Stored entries
● ● ● ●
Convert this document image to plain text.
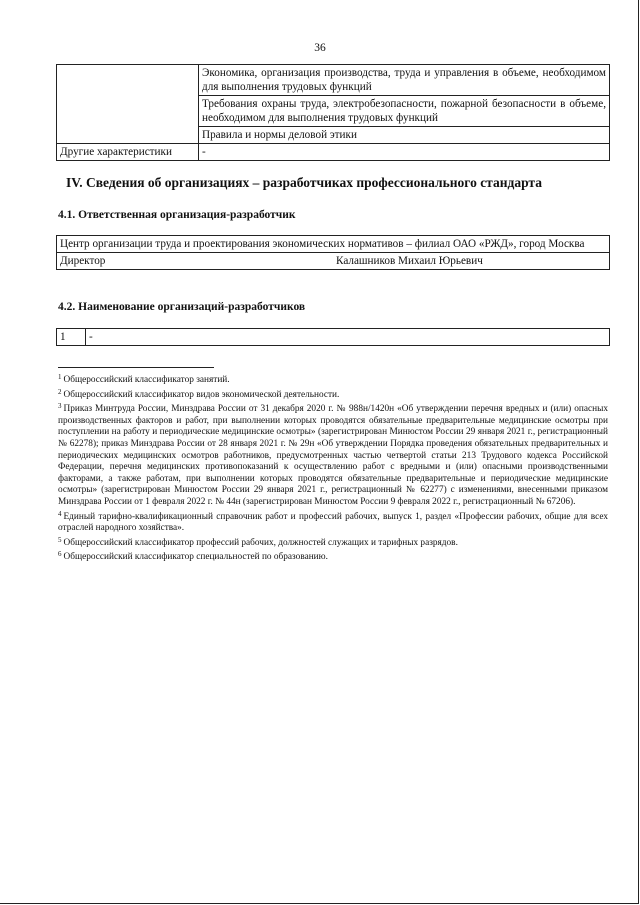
36
	Экономика, организация производства, труда и управления в объеме, необходимом для выполнения трудовых функций
	Требования охраны труда, электробезопасности, пожарной безопасности в объеме, необходимом для выполнения трудовых функций
	Правила и нормы деловой этики
Другие характеристики	-
IV. Сведения об организациях – разработчиках профессионального стандарта
4.1. Ответственная организация-разработчик
Центр организации труда и проектирования экономических нормативов – филиал ОАО «РЖД», город Москва
Директор	Калашников Михаил Юрьевич
4.2. Наименование организаций-разработчиков
1	-

$^1$ Общероссийский классификатор занятий.

$^2$ Общероссийский классификатор видов экономической деятельности.

$^3$ Приказ Минтруда России, Минздрава России от 31 декабря 2020 г. № 988н/1420н «Об утверждении перечня вредных и (или) опасных производственных факторов и работ, при выполнении которых проводятся обязательные предварительные медицинские осмотры при поступлении на работу и периодические медицинские осмотры» (зарегистрирован Минюстом России 29 января 2021 г., регистрационный № 62278); приказ Минздрава России от 28 января 2021 г. № 29н «Об утверждении Порядка проведения обязательных предварительных и периодических медицинских осмотров работников, предусмотренных частью четвертой статьи 213 Трудового кодекса Российской Федерации, перечня медицинских противопоказаний к осуществлению работ с вредными и (или) опасными производственными факторами, а также работам, при выполнении которых проводятся обязательные предварительные и периодические медицинские осмотры» (зарегистрирован Минюстом России 29 января 2021 г., регистрационный № 62277) с изменениями, внесенными приказом Минздрава России от 1 февраля 2022 г. № 44н (зарегистрирован Минюстом России 9 февраля 2022 г., регистрационный № 67206).

$^4$ Единый тарифно-квалификационный справочник работ и профессий рабочих, выпуск 1, раздел «Профессии рабочих, общие для всех отраслей народного хозяйства».

$^5$ Общероссийский классификатор профессий рабочих, должностей служащих и тарифных разрядов.

$^6$ Общероссийский классификатор специальностей по образованию.
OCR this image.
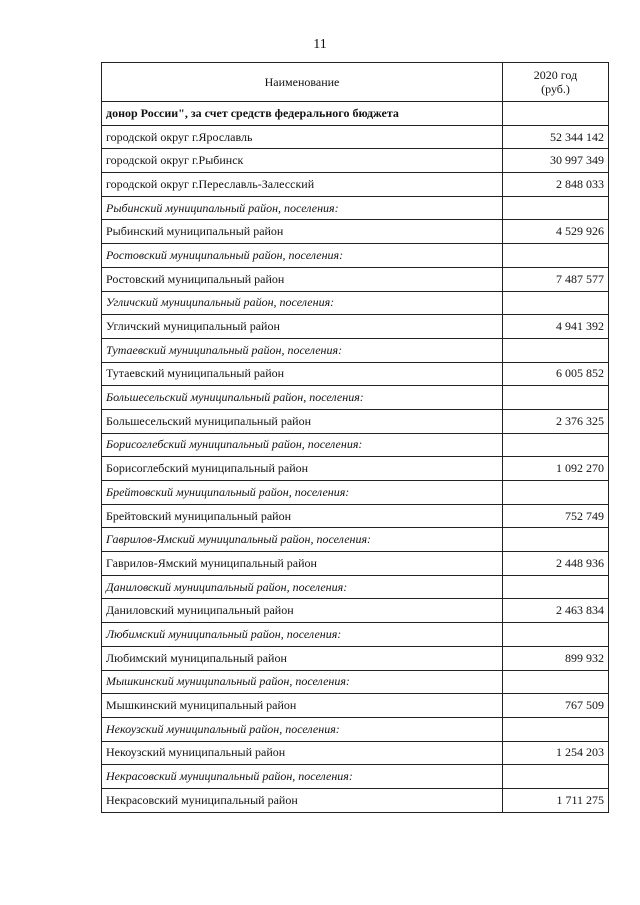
11
Наименование	2020 год
(руб.)

донор России", за счет средств федерального бюджета	
городской округ г.Ярославль	52 344 142
городской округ г.Рыбинск	30 997 349
городской округ г.Переславль-Залесский	2 848 033
Рыбинский муниципальный район, поселения:	
Рыбинский муниципальный район	4 529 926
Ростовский муниципальный район, поселения:	
Ростовский муниципальный район	7 487 577
Угличский муниципальный район, поселения:	
Угличский муниципальный район	4 941 392
Тутаевский муниципальный район, поселения:	
Тутаевский муниципальный район	6 005 852
Большесельский муниципальный район, поселения:	
Большесельский муниципальный район	2 376 325
Борисоглебский муниципальный район, поселения:	
Борисоглебский муниципальный район	1 092 270
Брейтовский муниципальный район, поселения:	
Брейтовский муниципальный район	752 749
Гаврилов-Ямский муниципальный район, поселения:	
Гаврилов-Ямский муниципальный район	2 448 936
Даниловский муниципальный район, поселения:	
Даниловский муниципальный район	2 463 834
Любимский муниципальный район, поселения:	
Любимский муниципальный район	899 932
Мышкинский муниципальный район, поселения:	
Мышкинский муниципальный район	767 509
Некоузский муниципальный район, поселения:	
Некоузский муниципальный район	1 254 203
Некрасовский муниципальный район, поселения:	
Некрасовский муниципальный район	1 711 275
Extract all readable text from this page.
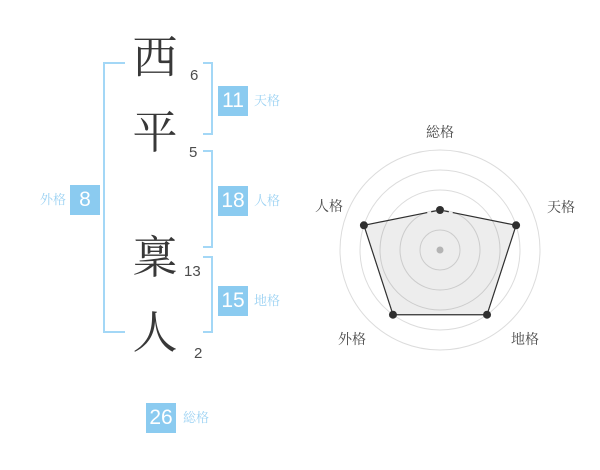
西
平
稟
人
6
5
13
2
11 天格
18 人格
15 地格
外格 8
26 総格
総格
天格
地格
外格
人格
● ● ● ●
Identify the lines in the entries above that contain "городской", then copy them out.

городской округ г.Ярославль	52 344 142
городской округ г.Рыбинск	30 997 349
городской округ г.Переславль-Залесский	2 848 033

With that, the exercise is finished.